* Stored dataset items
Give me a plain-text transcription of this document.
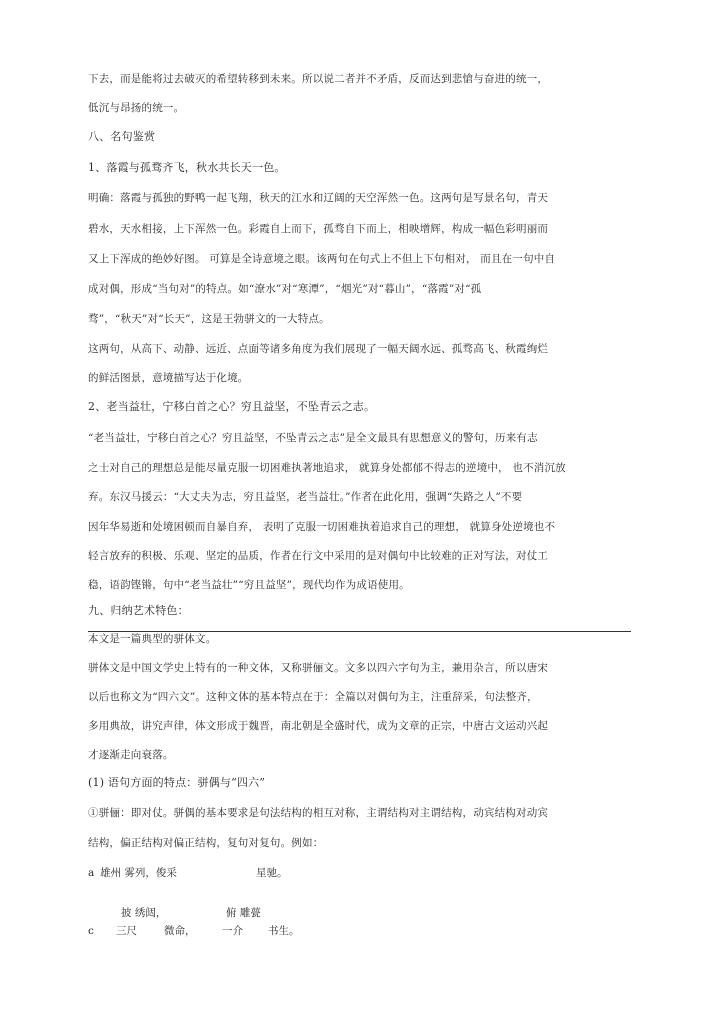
下去，而是能将过去破灭的希望转移到未来。所以说二者并不矛盾，反而达到悲愴与奋进的统一，
低沉与昂扬的统一。
八、名句鉴赏
1、落霞与孤骛齐飞，秋水共长天一色。
明确：落霞与孤独的野鸭一起飞翔，秋天的江水和辽阔的天空浑然一色。这两句是写景名句，青天
碧水，天水相接，上下浑然一色。彩霞自上而下，孤骛自下而上，相映增辉，构成一幅色彩明丽而
又上下浑成的绝妙好图。 可算是全诗意境之眼。该两句在句式上不但上下句相对， 而且在一句中自
成对偶，形成“当句对”的特点。如“潦水”对“寒潭”，“烟光”对“暮山”，“落霞”对“孤
骛”，“秋天”对“长天”，这是王勃骈文的一大特点。
这两句，从高下、动静、远近、点面等诸多角度为我们展现了一幅天阔水远、孤骛高飞、秋霞绚烂
的鲜活图景，意境描写达于化境。
2、老当益壮，宁移白首之心？穷且益坚，不坠青云之志。
“老当益壮，宁移白首之心？穷且益坚，不坠青云之志”是全文最具有思想意义的警句，历来有志
之士对自己的理想总是能尽量克服一切困难执著地追求， 就算身处都郁不得志的逆境中， 也不消沉放
弃。东汉马援云：“大丈夫为志，穷且益坚，老当益壮。”作者在此化用，强调“失路之人”不要
因年华易逝和处境困顿而自暴自弃， 表明了克服一切困难执着追求自己的理想， 就算身处逆境也不
轻言放弃的积极、乐观、坚定的品质，作者在行文中采用的是对偶句中比较难的正对写法，对仗工
稳，语韵铿锵，句中“老当益壮”“穷且益坚”，现代均作为成语使用。
九、归纳艺术特色：
本文是一篇典型的骈体文。
骈体文是中国文学史上特有的一种文体，又称骈俪文。文多以四六字句为主，兼用杂言，所以唐宋
以后也称文为“四六文”。这种文体的基本特点在于：全篇以对偶句为主，注重辞采，句法整齐，
多用典故，讲究声律，体文形成于魏晋，南北朝是全盛时代，成为文章的正宗，中唐古文运动兴起
才逐渐走向衰落。
(1) 语句方面的特点：骈偶与“四六”
①骈俪：即对仗。骈偶的基本要求是句法结构的相互对称，主谓结构对主谓结构，动宾结构对动宾
结构，偏正结构对偏正结构，复句对复句。例如：
a 雄州 雾列，俊采	星驰。
披 绣闼，	俯 雕甍
c 三尺	微命，	一介 书生。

* Stated task
Quote the records in their entirety, keeping the wording exact and excluding pictures.

* Exercise result
Give me a plain-text transcription of this document.
下去，而是能将过去破灭的希望转移到未来。所以说二者并不矛盾，反而达到悲愴与奋进的统一，
低沉与昂扬的统一。
八、名句鉴赏
1、落霞与孤骛齐飞，秋水共长天一色。
明确：落霞与孤独的野鸭一起飞翔，秋天的江水和辽阔的天空浑然一色。这两句是写景名句，青天
碧水，天水相接，上下浑然一色。彩霞自上而下，孤骛自下而上，相映增辉，构成一幅色彩明丽而
又上下浑成的绝妙好图。 可算是全诗意境之眼。该两句在句式上不但上下句相对， 而且在一句中自
成对偶，形成“当句对”的特点。如“潦水”对“寒潭”，“烟光”对“暮山”，“落霞”对“孤
骛”，“秋天”对“长天”，这是王勃骈文的一大特点。
这两句，从高下、动静、远近、点面等诸多角度为我们展现了一幅天阔水远、孤骛高飞、秋霞绚烂
的鲜活图景，意境描写达于化境。
2、老当益壮，宁移白首之心？穷且益坚，不坠青云之志。
“老当益壮，宁移白首之心？穷且益坚，不坠青云之志”是全文最具有思想意义的警句，历来有志
之士对自己的理想总是能尽量克服一切困难执著地追求， 就算身处都郁不得志的逆境中， 也不消沉放
弃。东汉马援云：“大丈夫为志，穷且益坚，老当益壮。”作者在此化用，强调“失路之人”不要
因年华易逝和处境困顿而自暴自弃， 表明了克服一切困难执着追求自己的理想， 就算身处逆境也不
轻言放弃的积极、乐观、坚定的品质，作者在行文中采用的是对偶句中比较难的正对写法，对仗工
稳，语韵铿锵，句中“老当益壮”“穷且益坚”，现代均作为成语使用。
九、归纳艺术特色：
本文是一篇典型的骈体文。
骈体文是中国文学史上特有的一种文体，又称骈俪文。文多以四六字句为主，兼用杂言，所以唐宋
以后也称文为“四六文”。这种文体的基本特点在于：全篇以对偶句为主，注重辞采，句法整齐，
多用典故，讲究声律，体文形成于魏晋，南北朝是全盛时代，成为文章的正宗，中唐古文运动兴起
才逐渐走向衰落。
(1) 语句方面的特点：骈偶与“四六”
①骈俪：即对仗。骈偶的基本要求是句法结构的相互对称，主谓结构对主谓结构，动宾结构对动宾
结构，偏正结构对偏正结构，复句对复句。例如：
a 雄州 雾列，俊采	星驰。
披 绣闼，	俯 雕甍
c 三尺	微命，	一介 书生。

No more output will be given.